EXERCISE REQUIREMENTS >>
Copy each line of the entries below that contains the string "kommer".

RECORD EXTRACTS >>
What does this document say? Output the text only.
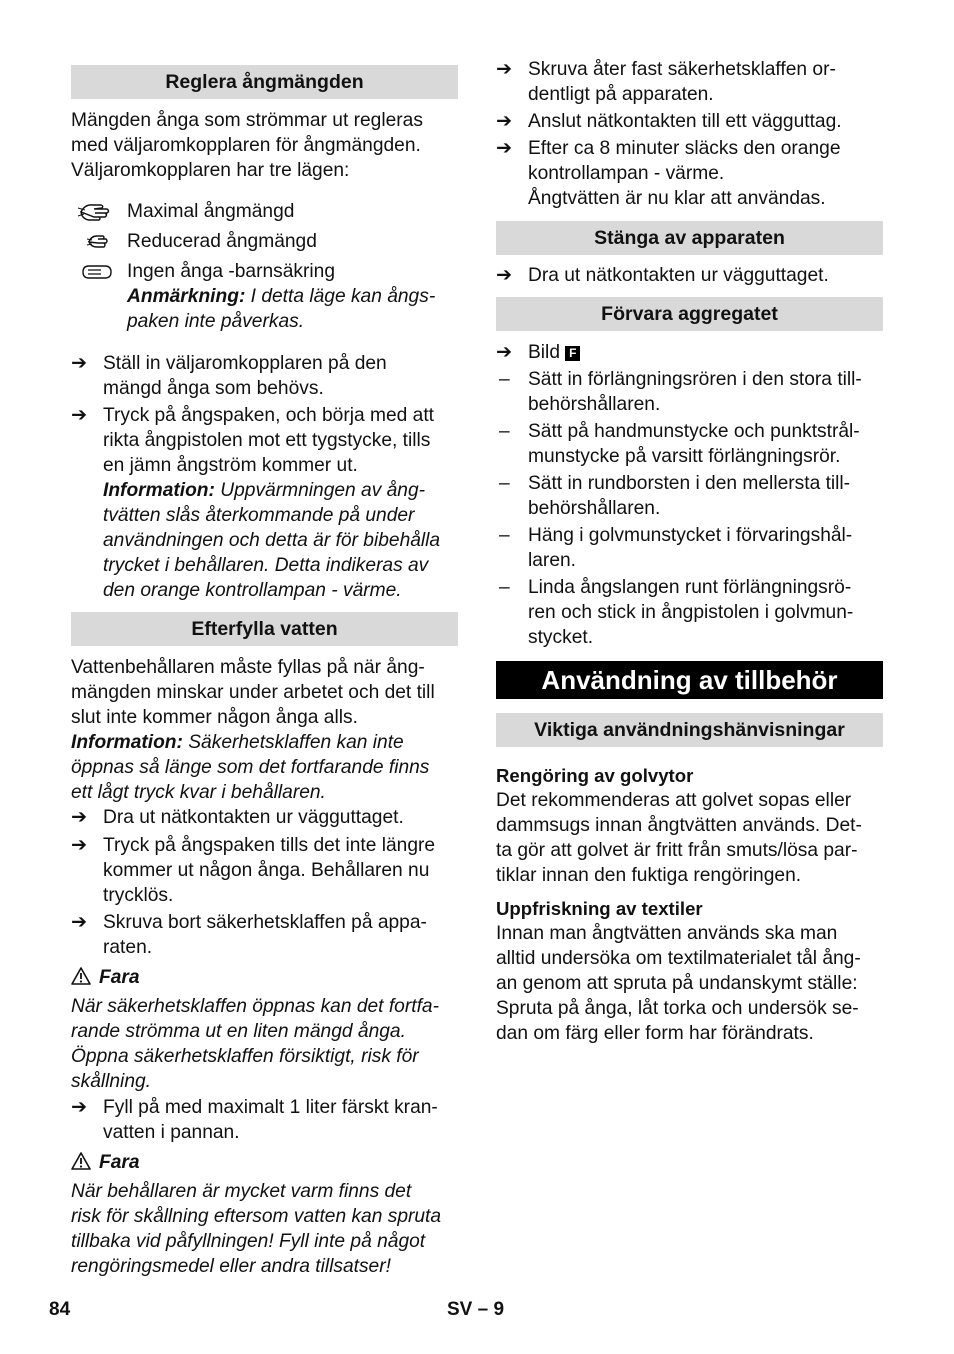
Reglera ångmängden

Mängden ånga som strömmar ut regleras
med väljaromkopplaren för ångmängden.
Väljaromkopplaren har tre lägen:

Maximal ångmängd
Reducerad ångmängd
Ingen ånga -barnsäkring
Anmärkning: I detta läge kan ångs-
paken inte påverkas.
➔ Ställ in väljaromkopplaren på den
mängd ånga som behövs.
➔ Tryck på ångspaken, och börja med att
rikta ångpistolen mot ett tygstycke, tills
en jämn ångström kommer ut.
Information: Uppvärmningen av ång-
tvätten slås återkommande på under
användningen och detta är för bibehålla
trycket i behållaren. Detta indikeras av
den orange kontrollampan - värme.
Efterfylla vatten

Vattenbehållaren måste fyllas på när ång-
mängden minskar under arbetet och det till
slut inte kommer någon ånga alls.
Information: Säkerhetsklaffen kan inte
öppnas så länge som det fortfarande finns
ett lågt tryck kvar i behållaren.

➔ Dra ut nätkontakten ur vägguttaget.
➔ Tryck på ångspaken tills det inte längre
kommer ut någon ånga. Behållaren nu
trycklös.
➔ Skruva bort säkerhetsklaffen på appa-
raten.
Fara

När säkerhetsklaffen öppnas kan det fortfa-
rande strömma ut en liten mängd ånga.
Öppna säkerhetsklaffen försiktigt, risk för
skållning.

➔ Fyll på med maximalt 1 liter färskt kran-
vatten i pannan.
Fara

När behållaren är mycket varm finns det
risk för skållning eftersom vatten kan spruta
tillbaka vid påfyllningen! Fyll inte på något
rengöringsmedel eller andra tillsatser!

➔ Skruva åter fast säkerhetsklaffen or-
dentligt på apparaten.
➔ Anslut nätkontakten till ett vägguttag.
➔ Efter ca 8 minuter släcks den orange
kontrollampan - värme.
Ångtvätten är nu klar att användas.
Stänga av apparaten
➔ Dra ut nätkontakten ur vägguttaget.
Förvara aggregatet
➔ Bild F
– Sätt in förlängningsrören i den stora till-
behörshållaren.
– Sätt på handmunstycke och punktstrål-
munstycke på varsitt förlängningsrör.
– Sätt in rundborsten i den mellersta till-
behörshållaren.
– Häng i golvmunstycket i förvaringshål-
laren.
– Linda ångslangen runt förlängningsrö-
ren och stick in ångpistolen i golvmun-
stycket.
Användning av tillbehör
Viktiga användningshänvisningar
Rengöring av golvytor

Det rekommenderas att golvet sopas eller
dammsugs innan ångtvätten används. Det-
ta gör att golvet är fritt från smuts/lösa par-
tiklar innan den fuktiga rengöringen.

Uppfriskning av textiler

Innan man ångtvätten används ska man
alltid undersöka om textilmaterialet tål ång-
an genom att spruta på undanskymt ställe:
Spruta på ånga, låt torka och undersök se-
dan om färg eller form har förändrats.

84	SV – 9
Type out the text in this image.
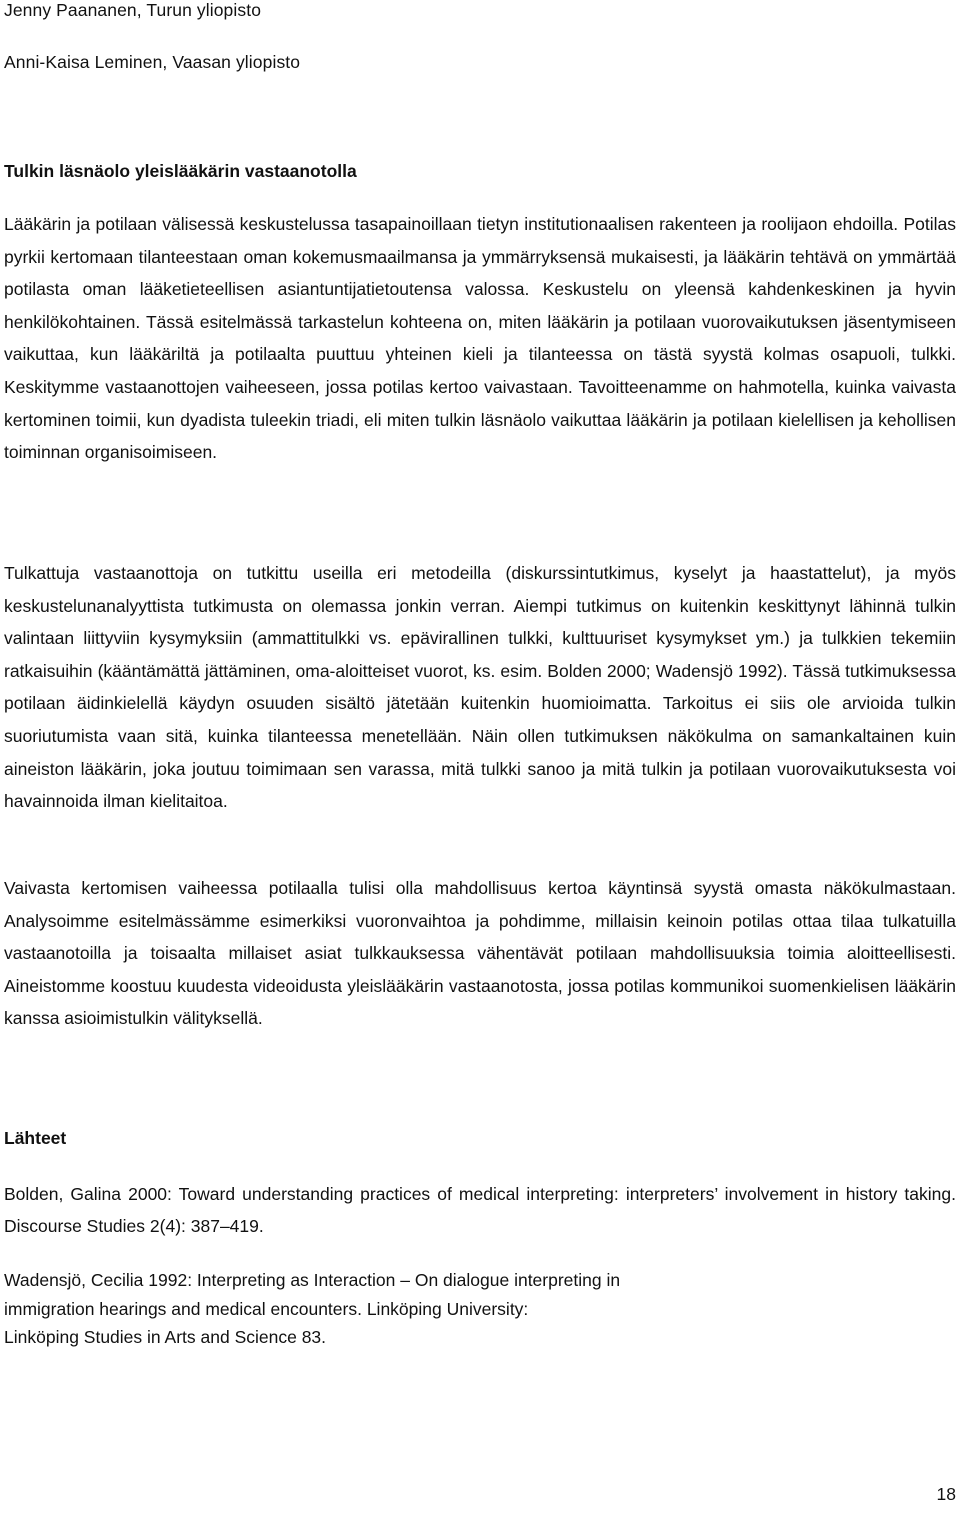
Jenny Paananen, Turun yliopisto
Anni-Kaisa Leminen, Vaasan yliopisto
Tulkin läsnäolo yleislääkärin vastaanotolla

Lääkärin ja potilaan välisessä keskustelussa tasapainoillaan tietyn institutionaalisen rakenteen ja roolijaon ehdoilla. Potilas pyrkii kertomaan tilanteestaan oman kokemusmaailmansa ja ymmärryksensä mukaisesti, ja lääkärin tehtävä on ymmärtää potilasta oman lääketieteellisen asiantuntijatietoutensa valossa. Keskustelu on yleensä kahdenkeskinen ja hyvin henkilökohtainen. Tässä esitelmässä tarkastelun kohteena on, miten lääkärin ja potilaan vuorovaikutuksen jäsentymiseen vaikuttaa, kun lääkäriltä ja potilaalta puuttuu yhteinen kieli ja tilanteessa on tästä syystä kolmas osapuoli, tulkki. Keskitymme vastaanottojen vaiheeseen, jossa potilas kertoo vaivastaan. Tavoitteenamme on hahmotella, kuinka vaivasta kertominen toimii, kun dyadista tuleekin triadi, eli miten tulkin läsnäolo vaikuttaa lääkärin ja potilaan kielellisen ja kehollisen toiminnan organisoimiseen.

Tulkattuja vastaanottoja on tutkittu useilla eri metodeilla (diskurssintutkimus, kyselyt ja haastattelut), ja myös keskustelunanalyyttista tutkimusta on olemassa jonkin verran. Aiempi tutkimus on kuitenkin keskittynyt lähinnä tulkin valintaan liittyviin kysymyksiin (ammattitulkki vs. epävirallinen tulkki, kulttuuriset kysymykset ym.) ja tulkkien tekemiin ratkaisuihin (kääntämättä jättäminen, oma-aloitteiset vuorot, ks. esim. Bolden 2000; Wadensjö 1992). Tässä tutkimuksessa potilaan äidinkielellä käydyn osuuden sisältö jätetään kuitenkin huomioimatta. Tarkoitus ei siis ole arvioida tulkin suoriutumista vaan sitä, kuinka tilanteessa menetellään. Näin ollen tutkimuksen näkökulma on samankaltainen kuin aineiston lääkärin, joka joutuu toimimaan sen varassa, mitä tulkki sanoo ja mitä tulkin ja potilaan vuorovaikutuksesta voi havainnoida ilman kielitaitoa.

Vaivasta kertomisen vaiheessa potilaalla tulisi olla mahdollisuus kertoa käyntinsä syystä omasta näkökulmastaan. Analysoimme esitelmässämme esimerkiksi vuoronvaihtoa ja pohdimme, millaisin keinoin potilas ottaa tilaa tulkatuilla vastaanotoilla ja toisaalta millaiset asiat tulkkauksessa vähentävät potilaan mahdollisuuksia toimia aloitteellisesti. Aineistomme koostuu kuudesta videoidusta yleislääkärin vastaanotosta, jossa potilas kommunikoi suomenkielisen lääkärin kanssa asioimistulkin välityksellä.

Lähteet

Bolden, Galina 2000: Toward understanding practices of medical interpreting: interpreters’ involvement in history taking. Discourse Studies 2(4): 387–419.

Wadensjö, Cecilia 1992: Interpreting as Interaction – On dialogue interpreting in
immigration hearings and medical encounters. Linköping University:
Linköping Studies in Arts and Science 83.

18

COMPLETED TASK >>
en jämn ångström kommer ut.
slut inte kommer någon ånga alls.
kommer ut någon ånga. Behållaren nu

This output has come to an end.